- Task directions:
Return every line of the records below verbatim, with no pictures in the copy.

+ + + + + + +

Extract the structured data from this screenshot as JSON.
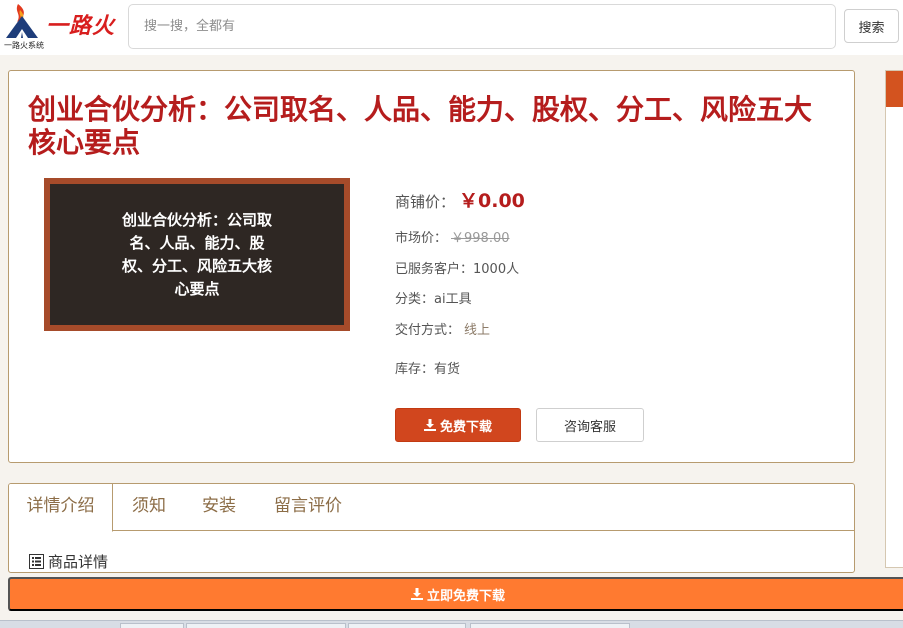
{
  "header": {
    "logo_text": "一路火",
    "logo_subtitle": "一路火系统",
    "search_placeholder": "搜一搜，全都有",
    "search_button": "搜索"
  },
  "product": {
    "title": "创业合伙分析：公司取名、人品、能力、股权、分工、风险五大核心要点",
    "thumbnail_text": "创业合伙分析：公司取名、人品、能力、股权、分工、风险五大核心要点",
    "shop_price_label": "商铺价：",
    "shop_price": "￥0.00",
    "market_price_label": "市场价：",
    "market_price": "￥998.00",
    "customers": "已服务客户：1000人",
    "category": "分类：ai工具",
    "delivery_label": "交付方式：",
    "delivery_value": "线上",
    "stock": "库存：有货",
    "download_button": "免费下载",
    "service_button": "咨询客服"
  },
  "tabs": {
    "items": [
      "详情介绍",
      "须知",
      "安装",
      "留言评价"
    ],
    "active": "详情介绍",
    "section_label": "商品详情"
  },
  "bottom": {
    "download_now": "立即免费下载"
  },
  "colors": {
    "accent_red": "#b51d1d",
    "button_red": "#d1461e",
    "bottom_orange": "#ff7a30",
    "border_tan": "#b79b6f"
  },
  "icons": {
    "download": "download-icon",
    "list": "list-icon"
  }
}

+ + + + + + +

- Task output:
Extract the structured data from this screenshot as JSON.
{
  "header": {
    "logo_text": "一路火",
    "logo_subtitle": "一路火系统",
    "search_placeholder": "搜一搜，全都有",
    "search_button": "搜索"
  },
  "product": {
    "title": "创业合伙分析：公司取名、人品、能力、股权、分工、风险五大核心要点",
    "thumbnail_text": "创业合伙分析：公司取名、人品、能力、股权、分工、风险五大核心要点",
    "shop_price_label": "商铺价：",
    "shop_price": "￥0.00",
    "market_price_label": "市场价：",
    "market_price": "￥998.00",
    "customers": "已服务客户：1000人",
    "category": "分类：ai工具",
    "delivery_label": "交付方式：",
    "delivery_value": "线上",
    "stock": "库存：有货",
    "download_button": "免费下载",
    "service_button": "咨询客服"
  },
  "tabs": {
    "items": [
      "详情介绍",
      "须知",
      "安装",
      "留言评价"
    ],
    "active": "详情介绍",
    "section_label": "商品详情"
  },
  "bottom": {
    "download_now": "立即免费下载"
  },
  "colors": {
    "accent_red": "#b51d1d",
    "button_red": "#d1461e",
    "bottom_orange": "#ff7a30",
    "border_tan": "#b79b6f"
  },
  "icons": {
    "download": "download-icon",
    "list": "list-icon"
  }
}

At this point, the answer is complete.